WHAT TO DO →
Take the material below and retype it in full; pictures are left out.

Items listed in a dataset
--*--

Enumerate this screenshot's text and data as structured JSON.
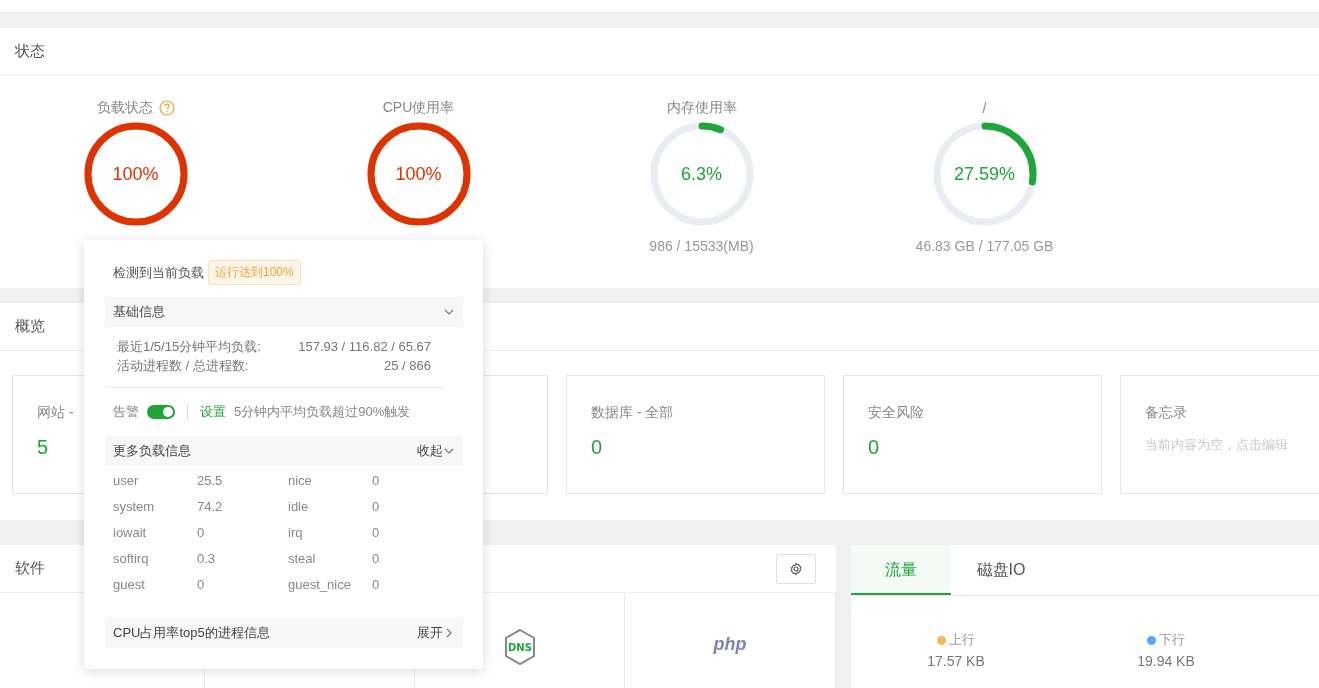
{
  "status": {
    "title": "状态",
    "gauges": [
      {
        "label": "负载状态",
        "has_help": true,
        "level": 1,
        "value_text": "100%"
      },
      {
        "label": "CPU使用率",
        "has_help": false,
        "level": 1,
        "value_text": "100%"
      },
      {
        "label": "内存使用率",
        "has_help": false,
        "level": 0.063,
        "value_text": "6.3%",
        "detail": "986 / 15533(MB)"
      },
      {
        "label": "/",
        "has_help": false,
        "level": 0.2759,
        "value_text": "27.59%",
        "detail": "46.83 GB / 177.05 GB"
      }
    ]
  },
  "overview": {
    "title": "概览",
    "cards": [
      {
        "kind": "count",
        "label": "网站 -",
        "value": "5"
      },
      {
        "kind": "blank"
      },
      {
        "kind": "count",
        "label": "数据库 - 全部",
        "value": "0"
      },
      {
        "kind": "count",
        "label": "安全风险",
        "value": "0"
      },
      {
        "kind": "note",
        "label": "备忘录",
        "value": "当前内容为空，点击编辑"
      }
    ]
  },
  "software": {
    "title": "软件",
    "tiles": [
      {
        "kind": "blank"
      },
      {
        "kind": "blank"
      },
      {
        "kind": "dns",
        "text": "DNS"
      },
      {
        "kind": "php",
        "text": "php"
      }
    ]
  },
  "traffic": {
    "tabs": [
      {
        "label": "流量",
        "selected": true
      },
      {
        "label": "磁盘IO",
        "selected": false
      }
    ],
    "legend": [
      {
        "label": "上行",
        "color": "#f7b851",
        "value": "17.57 KB"
      },
      {
        "label": "下行",
        "color": "#52a9ff",
        "value": "19.94 KB"
      }
    ]
  },
  "popover": {
    "heading": "检测到当前负载",
    "badge": "运行达到100%",
    "basic": {
      "title": "基础信息",
      "rows": [
        {
          "label": "最近1/5/15分钟平均负载:",
          "value": "157.93 / 116.82 / 65.67"
        },
        {
          "label": "活动进程数 / 总进程数:",
          "value": "25 / 866"
        }
      ]
    },
    "alarm": {
      "label": "告警",
      "on": true,
      "link": "设置",
      "text": "5分钟内平均负载超过90%触发"
    },
    "more": {
      "title": "更多负载信息",
      "action": "收起",
      "rows": [
        [
          "user",
          "25.5",
          "nice",
          "0"
        ],
        [
          "system",
          "74.2",
          "idle",
          "0"
        ],
        [
          "iowait",
          "0",
          "irq",
          "0"
        ],
        [
          "softirq",
          "0.3",
          "steal",
          "0"
        ],
        [
          "guest",
          "0",
          "guest_nice",
          "0"
        ]
      ]
    },
    "top": {
      "title": "CPU占用率top5的进程信息",
      "action": "展开"
    }
  }
}
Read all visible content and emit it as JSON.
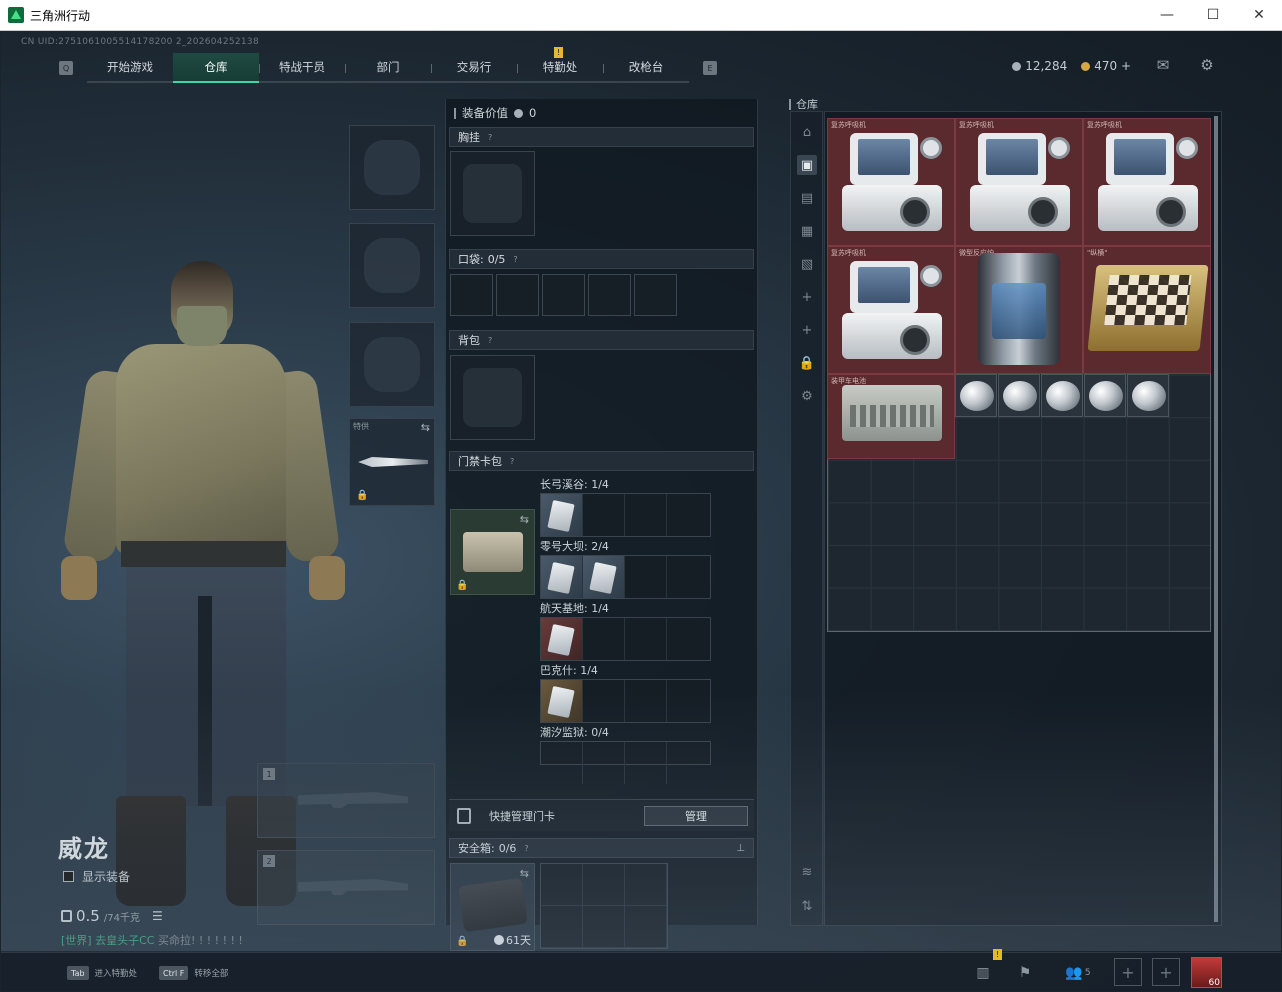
{
  "window": {
    "title": "三角洲行动",
    "minimize": "—",
    "maximize": "☐",
    "close": "✕"
  },
  "uid": "CN UID:2751061005514178200 2_202604252138",
  "nav": {
    "left_key": "Q",
    "right_key": "E",
    "tabs": [
      "开始游戏",
      "仓库",
      "特战干员",
      "部门",
      "交易行",
      "特勤处",
      "改枪台"
    ],
    "active_tab": "仓库",
    "alert_badge": "!"
  },
  "currency": {
    "silver": "12,284",
    "gold": "470 +"
  },
  "icons": {
    "mail": "mail-icon",
    "settings": "gear-icon"
  },
  "character": {
    "name": "威龙",
    "show_gear_label": "显示装备",
    "weight_value": "0.5",
    "weight_capacity": "/74千克",
    "chat_channel": "[世界] 去皇头子CC",
    "chat_message": "买命拉! ! ! ! ! ! !"
  },
  "equipment": {
    "melee_label": "特供",
    "swap_glyph": "⇆",
    "weapon_slot_1": "1",
    "weapon_slot_2": "2"
  },
  "gear_panel": {
    "value_label": "装备价值",
    "value": "0",
    "chest_rig": "胸挂",
    "pockets_label": "口袋:",
    "pockets_count": "0/5",
    "backpack": "背包",
    "keycard_case": "门禁卡包",
    "maps": [
      {
        "name": "长弓溪谷: 1/4"
      },
      {
        "name": "零号大坝: 2/4"
      },
      {
        "name": "航天基地: 1/4"
      },
      {
        "name": "巴克什: 1/4"
      },
      {
        "name": "潮汐监狱: 0/4"
      }
    ],
    "quick_manage_label": "快捷管理门卡",
    "manage_button": "管理",
    "safebox_label": "安全箱:",
    "safebox_count": "0/6",
    "safebox_days": "61天",
    "pin_glyph": "📌",
    "help_glyph": "?"
  },
  "warehouse": {
    "label": "仓库",
    "items": [
      {
        "name": "复苏呼吸机",
        "kind": "monitor"
      },
      {
        "name": "复苏呼吸机",
        "kind": "monitor"
      },
      {
        "name": "复苏呼吸机",
        "kind": "monitor"
      },
      {
        "name": "复苏呼吸机",
        "kind": "monitor"
      },
      {
        "name": "微型反应炉",
        "kind": "reactor"
      },
      {
        "name": "\"纵横\"",
        "kind": "chess"
      },
      {
        "name": "装甲车电池",
        "kind": "battery"
      }
    ],
    "diamond_count": 5
  },
  "bottom_bar": {
    "hotkey1_key": "Tab",
    "hotkey1_label": "进入特勤处",
    "hotkey2_key": "Ctrl F",
    "hotkey2_label": "转移全部",
    "friends_count": "5",
    "player_level": "60",
    "alert_badge": "!"
  }
}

--*--

TASK ANSWER →
Enumerate this screenshot's text and data as structured JSON.
{
  "status": {
    "title": "状态",
    "gauges": [
      {
        "label": "负载状态",
        "has_help": true,
        "level": 1,
        "value_text": "100%"
      },
      {
        "label": "CPU使用率",
        "has_help": false,
        "level": 1,
        "value_text": "100%"
      },
      {
        "label": "内存使用率",
        "has_help": false,
        "level": 0.063,
        "value_text": "6.3%",
        "detail": "986 / 15533(MB)"
      },
      {
        "label": "/",
        "has_help": false,
        "level": 0.2759,
        "value_text": "27.59%",
        "detail": "46.83 GB / 177.05 GB"
      }
    ]
  },
  "overview": {
    "title": "概览",
    "cards": [
      {
        "kind": "count",
        "label": "网站 -",
        "value": "5"
      },
      {
        "kind": "blank"
      },
      {
        "kind": "count",
        "label": "数据库 - 全部",
        "value": "0"
      },
      {
        "kind": "count",
        "label": "安全风险",
        "value": "0"
      },
      {
        "kind": "note",
        "label": "备忘录",
        "value": "当前内容为空，点击编辑"
      }
    ]
  },
  "software": {
    "title": "软件",
    "tiles": [
      {
        "kind": "blank"
      },
      {
        "kind": "blank"
      },
      {
        "kind": "dns",
        "text": "DNS"
      },
      {
        "kind": "php",
        "text": "php"
      }
    ]
  },
  "traffic": {
    "tabs": [
      {
        "label": "流量",
        "selected": true
      },
      {
        "label": "磁盘IO",
        "selected": false
      }
    ],
    "legend": [
      {
        "label": "上行",
        "color": "#f7b851",
        "value": "17.57 KB"
      },
      {
        "label": "下行",
        "color": "#52a9ff",
        "value": "19.94 KB"
      }
    ]
  },
  "popover": {
    "heading": "检测到当前负载",
    "badge": "运行达到100%",
    "basic": {
      "title": "基础信息",
      "rows": [
        {
          "label": "最近1/5/15分钟平均负载:",
          "value": "157.93 / 116.82 / 65.67"
        },
        {
          "label": "活动进程数 / 总进程数:",
          "value": "25 / 866"
        }
      ]
    },
    "alarm": {
      "label": "告警",
      "on": true,
      "link": "设置",
      "text": "5分钟内平均负载超过90%触发"
    },
    "more": {
      "title": "更多负载信息",
      "action": "收起",
      "rows": [
        [
          "user",
          "25.5",
          "nice",
          "0"
        ],
        [
          "system",
          "74.2",
          "idle",
          "0"
        ],
        [
          "iowait",
          "0",
          "irq",
          "0"
        ],
        [
          "softirq",
          "0.3",
          "steal",
          "0"
        ],
        [
          "guest",
          "0",
          "guest_nice",
          "0"
        ]
      ]
    },
    "top": {
      "title": "CPU占用率top5的进程信息",
      "action": "展开"
    }
  }
}
Read all visible content and emit it as JSON.
{
  "window": {
    "title": "三角洲行动",
    "minimize": "—",
    "maximize": "☐",
    "close": "✕"
  },
  "uid": "CN UID:2751061005514178200 2_202604252138",
  "nav": {
    "left_key": "Q",
    "right_key": "E",
    "tabs": [
      "开始游戏",
      "仓库",
      "特战干员",
      "部门",
      "交易行",
      "特勤处",
      "改枪台"
    ],
    "active_tab": "仓库",
    "alert_badge": "!"
  },
  "currency": {
    "silver": "12,284",
    "gold": "470 +"
  },
  "icons": {
    "mail": "mail-icon",
    "settings": "gear-icon"
  },
  "character": {
    "name": "威龙",
    "show_gear_label": "显示装备",
    "weight_value": "0.5",
    "weight_capacity": "/74千克",
    "chat_channel": "[世界] 去皇头子CC",
    "chat_message": "买命拉! ! ! ! ! ! !"
  },
  "equipment": {
    "melee_label": "特供",
    "swap_glyph": "⇆",
    "weapon_slot_1": "1",
    "weapon_slot_2": "2"
  },
  "gear_panel": {
    "value_label": "装备价值",
    "value": "0",
    "chest_rig": "胸挂",
    "pockets_label": "口袋:",
    "pockets_count": "0/5",
    "backpack": "背包",
    "keycard_case": "门禁卡包",
    "maps": [
      {
        "name": "长弓溪谷: 1/4"
      },
      {
        "name": "零号大坝: 2/4"
      },
      {
        "name": "航天基地: 1/4"
      },
      {
        "name": "巴克什: 1/4"
      },
      {
        "name": "潮汐监狱: 0/4"
      }
    ],
    "quick_manage_label": "快捷管理门卡",
    "manage_button": "管理",
    "safebox_label": "安全箱:",
    "safebox_count": "0/6",
    "safebox_days": "61天",
    "pin_glyph": "📌",
    "help_glyph": "?"
  },
  "warehouse": {
    "label": "仓库",
    "items": [
      {
        "name": "复苏呼吸机",
        "kind": "monitor"
      },
      {
        "name": "复苏呼吸机",
        "kind": "monitor"
      },
      {
        "name": "复苏呼吸机",
        "kind": "monitor"
      },
      {
        "name": "复苏呼吸机",
        "kind": "monitor"
      },
      {
        "name": "微型反应炉",
        "kind": "reactor"
      },
      {
        "name": "\"纵横\"",
        "kind": "chess"
      },
      {
        "name": "装甲车电池",
        "kind": "battery"
      }
    ],
    "diamond_count": 5
  },
  "bottom_bar": {
    "hotkey1_key": "Tab",
    "hotkey1_label": "进入特勤处",
    "hotkey2_key": "Ctrl F",
    "hotkey2_label": "转移全部",
    "friends_count": "5",
    "player_level": "60",
    "alert_badge": "!"
  }
}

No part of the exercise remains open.